Goal> Repeat every line below exactly, word for word.

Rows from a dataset
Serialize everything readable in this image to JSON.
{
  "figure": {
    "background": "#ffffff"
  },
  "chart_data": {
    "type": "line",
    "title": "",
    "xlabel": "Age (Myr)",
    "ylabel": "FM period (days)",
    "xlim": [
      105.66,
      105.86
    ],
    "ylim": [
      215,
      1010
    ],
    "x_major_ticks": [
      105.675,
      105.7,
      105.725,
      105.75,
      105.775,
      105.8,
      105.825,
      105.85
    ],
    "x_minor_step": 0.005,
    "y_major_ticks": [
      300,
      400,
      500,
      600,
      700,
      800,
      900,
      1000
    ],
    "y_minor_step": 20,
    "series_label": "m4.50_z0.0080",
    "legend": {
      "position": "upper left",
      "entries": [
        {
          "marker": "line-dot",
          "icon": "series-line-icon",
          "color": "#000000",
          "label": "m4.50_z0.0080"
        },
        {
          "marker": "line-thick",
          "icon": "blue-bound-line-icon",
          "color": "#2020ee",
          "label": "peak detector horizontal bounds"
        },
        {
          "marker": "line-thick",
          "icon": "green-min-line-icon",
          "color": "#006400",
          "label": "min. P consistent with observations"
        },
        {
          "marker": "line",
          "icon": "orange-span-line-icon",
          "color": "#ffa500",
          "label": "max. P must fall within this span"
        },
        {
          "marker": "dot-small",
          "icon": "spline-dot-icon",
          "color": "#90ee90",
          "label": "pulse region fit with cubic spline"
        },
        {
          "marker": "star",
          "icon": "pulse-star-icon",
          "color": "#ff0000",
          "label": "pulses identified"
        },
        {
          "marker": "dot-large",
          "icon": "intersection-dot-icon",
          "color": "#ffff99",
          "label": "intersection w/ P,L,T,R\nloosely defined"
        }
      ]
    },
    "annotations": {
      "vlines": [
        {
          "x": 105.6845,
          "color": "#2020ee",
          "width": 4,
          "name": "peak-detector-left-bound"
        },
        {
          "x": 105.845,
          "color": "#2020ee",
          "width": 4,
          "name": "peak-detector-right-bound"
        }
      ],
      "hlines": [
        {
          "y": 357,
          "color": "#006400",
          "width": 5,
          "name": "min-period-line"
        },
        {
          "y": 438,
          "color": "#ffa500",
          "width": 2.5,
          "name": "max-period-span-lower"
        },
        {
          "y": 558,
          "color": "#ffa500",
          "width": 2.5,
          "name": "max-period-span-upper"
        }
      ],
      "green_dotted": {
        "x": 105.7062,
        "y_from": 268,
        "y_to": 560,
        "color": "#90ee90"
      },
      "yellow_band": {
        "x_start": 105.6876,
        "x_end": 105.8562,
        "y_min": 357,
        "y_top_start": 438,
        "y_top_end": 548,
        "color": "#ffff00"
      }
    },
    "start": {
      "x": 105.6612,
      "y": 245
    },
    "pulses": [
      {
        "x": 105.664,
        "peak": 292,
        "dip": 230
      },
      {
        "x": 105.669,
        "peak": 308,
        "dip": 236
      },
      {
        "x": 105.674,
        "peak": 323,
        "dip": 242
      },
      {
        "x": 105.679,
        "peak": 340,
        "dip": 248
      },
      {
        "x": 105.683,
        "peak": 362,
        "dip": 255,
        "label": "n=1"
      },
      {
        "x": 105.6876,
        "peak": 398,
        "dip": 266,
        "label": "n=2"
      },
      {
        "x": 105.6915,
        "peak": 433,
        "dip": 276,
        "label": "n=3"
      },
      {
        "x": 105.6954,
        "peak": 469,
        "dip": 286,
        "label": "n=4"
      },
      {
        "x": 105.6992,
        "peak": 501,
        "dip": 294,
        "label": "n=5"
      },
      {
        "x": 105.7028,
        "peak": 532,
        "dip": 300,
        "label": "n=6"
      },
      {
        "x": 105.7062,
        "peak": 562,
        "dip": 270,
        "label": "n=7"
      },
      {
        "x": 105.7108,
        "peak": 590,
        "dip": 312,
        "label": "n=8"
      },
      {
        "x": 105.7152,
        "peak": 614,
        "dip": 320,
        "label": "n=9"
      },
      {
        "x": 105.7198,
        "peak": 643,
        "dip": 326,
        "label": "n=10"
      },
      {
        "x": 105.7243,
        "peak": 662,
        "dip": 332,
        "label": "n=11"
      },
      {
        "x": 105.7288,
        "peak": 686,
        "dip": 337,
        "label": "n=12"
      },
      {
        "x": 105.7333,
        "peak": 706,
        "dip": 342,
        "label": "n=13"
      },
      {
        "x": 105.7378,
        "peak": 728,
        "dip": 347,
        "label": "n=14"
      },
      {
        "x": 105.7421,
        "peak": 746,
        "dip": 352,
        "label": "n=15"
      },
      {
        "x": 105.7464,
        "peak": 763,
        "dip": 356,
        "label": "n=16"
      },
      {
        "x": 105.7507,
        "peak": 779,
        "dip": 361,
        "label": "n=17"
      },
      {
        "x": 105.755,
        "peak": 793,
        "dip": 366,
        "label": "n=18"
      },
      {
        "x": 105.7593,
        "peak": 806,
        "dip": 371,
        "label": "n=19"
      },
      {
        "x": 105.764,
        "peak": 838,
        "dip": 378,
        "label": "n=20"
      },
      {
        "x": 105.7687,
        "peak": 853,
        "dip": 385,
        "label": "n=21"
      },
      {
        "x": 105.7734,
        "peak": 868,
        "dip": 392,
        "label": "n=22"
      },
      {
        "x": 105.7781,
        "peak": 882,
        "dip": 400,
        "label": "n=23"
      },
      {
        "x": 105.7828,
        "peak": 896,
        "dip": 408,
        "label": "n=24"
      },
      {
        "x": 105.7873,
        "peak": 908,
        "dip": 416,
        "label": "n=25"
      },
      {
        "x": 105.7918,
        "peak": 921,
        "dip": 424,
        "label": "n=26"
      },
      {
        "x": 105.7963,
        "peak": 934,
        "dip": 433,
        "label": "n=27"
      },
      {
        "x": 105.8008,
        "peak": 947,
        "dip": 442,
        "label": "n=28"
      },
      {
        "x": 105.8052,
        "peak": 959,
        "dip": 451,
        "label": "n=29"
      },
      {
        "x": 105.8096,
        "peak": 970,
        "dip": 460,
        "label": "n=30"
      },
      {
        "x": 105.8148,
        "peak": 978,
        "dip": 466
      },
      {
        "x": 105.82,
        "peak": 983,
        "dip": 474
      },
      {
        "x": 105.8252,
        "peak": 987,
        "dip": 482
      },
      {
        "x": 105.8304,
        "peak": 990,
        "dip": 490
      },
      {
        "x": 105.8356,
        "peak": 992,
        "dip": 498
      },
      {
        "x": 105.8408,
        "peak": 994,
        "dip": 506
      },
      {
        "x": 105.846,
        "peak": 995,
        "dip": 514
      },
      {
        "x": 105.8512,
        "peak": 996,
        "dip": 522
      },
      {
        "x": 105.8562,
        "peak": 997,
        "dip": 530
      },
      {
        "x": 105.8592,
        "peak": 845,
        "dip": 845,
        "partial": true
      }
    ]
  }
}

Exercise output>
Serialize everything readable in this image to JSON.
{
  "figure": {
    "background": "#ffffff"
  },
  "chart_data": {
    "type": "line",
    "title": "",
    "xlabel": "Age (Myr)",
    "ylabel": "FM period (days)",
    "xlim": [
      105.66,
      105.86
    ],
    "ylim": [
      215,
      1010
    ],
    "x_major_ticks": [
      105.675,
      105.7,
      105.725,
      105.75,
      105.775,
      105.8,
      105.825,
      105.85
    ],
    "x_minor_step": 0.005,
    "y_major_ticks": [
      300,
      400,
      500,
      600,
      700,
      800,
      900,
      1000
    ],
    "y_minor_step": 20,
    "series_label": "m4.50_z0.0080",
    "legend": {
      "position": "upper left",
      "entries": [
        {
          "marker": "line-dot",
          "icon": "series-line-icon",
          "color": "#000000",
          "label": "m4.50_z0.0080"
        },
        {
          "marker": "line-thick",
          "icon": "blue-bound-line-icon",
          "color": "#2020ee",
          "label": "peak detector horizontal bounds"
        },
        {
          "marker": "line-thick",
          "icon": "green-min-line-icon",
          "color": "#006400",
          "label": "min. P consistent with observations"
        },
        {
          "marker": "line",
          "icon": "orange-span-line-icon",
          "color": "#ffa500",
          "label": "max. P must fall within this span"
        },
        {
          "marker": "dot-small",
          "icon": "spline-dot-icon",
          "color": "#90ee90",
          "label": "pulse region fit with cubic spline"
        },
        {
          "marker": "star",
          "icon": "pulse-star-icon",
          "color": "#ff0000",
          "label": "pulses identified"
        },
        {
          "marker": "dot-large",
          "icon": "intersection-dot-icon",
          "color": "#ffff99",
          "label": "intersection w/ P,L,T,R\nloosely defined"
        }
      ]
    },
    "annotations": {
      "vlines": [
        {
          "x": 105.6845,
          "color": "#2020ee",
          "width": 4,
          "name": "peak-detector-left-bound"
        },
        {
          "x": 105.845,
          "color": "#2020ee",
          "width": 4,
          "name": "peak-detector-right-bound"
        }
      ],
      "hlines": [
        {
          "y": 357,
          "color": "#006400",
          "width": 5,
          "name": "min-period-line"
        },
        {
          "y": 438,
          "color": "#ffa500",
          "width": 2.5,
          "name": "max-period-span-lower"
        },
        {
          "y": 558,
          "color": "#ffa500",
          "width": 2.5,
          "name": "max-period-span-upper"
        }
      ],
      "green_dotted": {
        "x": 105.7062,
        "y_from": 268,
        "y_to": 560,
        "color": "#90ee90"
      },
      "yellow_band": {
        "x_start": 105.6876,
        "x_end": 105.8562,
        "y_min": 357,
        "y_top_start": 438,
        "y_top_end": 548,
        "color": "#ffff00"
      }
    },
    "start": {
      "x": 105.6612,
      "y": 245
    },
    "pulses": [
      {
        "x": 105.664,
        "peak": 292,
        "dip": 230
      },
      {
        "x": 105.669,
        "peak": 308,
        "dip": 236
      },
      {
        "x": 105.674,
        "peak": 323,
        "dip": 242
      },
      {
        "x": 105.679,
        "peak": 340,
        "dip": 248
      },
      {
        "x": 105.683,
        "peak": 362,
        "dip": 255,
        "label": "n=1"
      },
      {
        "x": 105.6876,
        "peak": 398,
        "dip": 266,
        "label": "n=2"
      },
      {
        "x": 105.6915,
        "peak": 433,
        "dip": 276,
        "label": "n=3"
      },
      {
        "x": 105.6954,
        "peak": 469,
        "dip": 286,
        "label": "n=4"
      },
      {
        "x": 105.6992,
        "peak": 501,
        "dip": 294,
        "label": "n=5"
      },
      {
        "x": 105.7028,
        "peak": 532,
        "dip": 300,
        "label": "n=6"
      },
      {
        "x": 105.7062,
        "peak": 562,
        "dip": 270,
        "label": "n=7"
      },
      {
        "x": 105.7108,
        "peak": 590,
        "dip": 312,
        "label": "n=8"
      },
      {
        "x": 105.7152,
        "peak": 614,
        "dip": 320,
        "label": "n=9"
      },
      {
        "x": 105.7198,
        "peak": 643,
        "dip": 326,
        "label": "n=10"
      },
      {
        "x": 105.7243,
        "peak": 662,
        "dip": 332,
        "label": "n=11"
      },
      {
        "x": 105.7288,
        "peak": 686,
        "dip": 337,
        "label": "n=12"
      },
      {
        "x": 105.7333,
        "peak": 706,
        "dip": 342,
        "label": "n=13"
      },
      {
        "x": 105.7378,
        "peak": 728,
        "dip": 347,
        "label": "n=14"
      },
      {
        "x": 105.7421,
        "peak": 746,
        "dip": 352,
        "label": "n=15"
      },
      {
        "x": 105.7464,
        "peak": 763,
        "dip": 356,
        "label": "n=16"
      },
      {
        "x": 105.7507,
        "peak": 779,
        "dip": 361,
        "label": "n=17"
      },
      {
        "x": 105.755,
        "peak": 793,
        "dip": 366,
        "label": "n=18"
      },
      {
        "x": 105.7593,
        "peak": 806,
        "dip": 371,
        "label": "n=19"
      },
      {
        "x": 105.764,
        "peak": 838,
        "dip": 378,
        "label": "n=20"
      },
      {
        "x": 105.7687,
        "peak": 853,
        "dip": 385,
        "label": "n=21"
      },
      {
        "x": 105.7734,
        "peak": 868,
        "dip": 392,
        "label": "n=22"
      },
      {
        "x": 105.7781,
        "peak": 882,
        "dip": 400,
        "label": "n=23"
      },
      {
        "x": 105.7828,
        "peak": 896,
        "dip": 408,
        "label": "n=24"
      },
      {
        "x": 105.7873,
        "peak": 908,
        "dip": 416,
        "label": "n=25"
      },
      {
        "x": 105.7918,
        "peak": 921,
        "dip": 424,
        "label": "n=26"
      },
      {
        "x": 105.7963,
        "peak": 934,
        "dip": 433,
        "label": "n=27"
      },
      {
        "x": 105.8008,
        "peak": 947,
        "dip": 442,
        "label": "n=28"
      },
      {
        "x": 105.8052,
        "peak": 959,
        "dip": 451,
        "label": "n=29"
      },
      {
        "x": 105.8096,
        "peak": 970,
        "dip": 460,
        "label": "n=30"
      },
      {
        "x": 105.8148,
        "peak": 978,
        "dip": 466
      },
      {
        "x": 105.82,
        "peak": 983,
        "dip": 474
      },
      {
        "x": 105.8252,
        "peak": 987,
        "dip": 482
      },
      {
        "x": 105.8304,
        "peak": 990,
        "dip": 490
      },
      {
        "x": 105.8356,
        "peak": 992,
        "dip": 498
      },
      {
        "x": 105.8408,
        "peak": 994,
        "dip": 506
      },
      {
        "x": 105.846,
        "peak": 995,
        "dip": 514
      },
      {
        "x": 105.8512,
        "peak": 996,
        "dip": 522
      },
      {
        "x": 105.8562,
        "peak": 997,
        "dip": 530
      },
      {
        "x": 105.8592,
        "peak": 845,
        "dip": 845,
        "partial": true
      }
    ]
  }
}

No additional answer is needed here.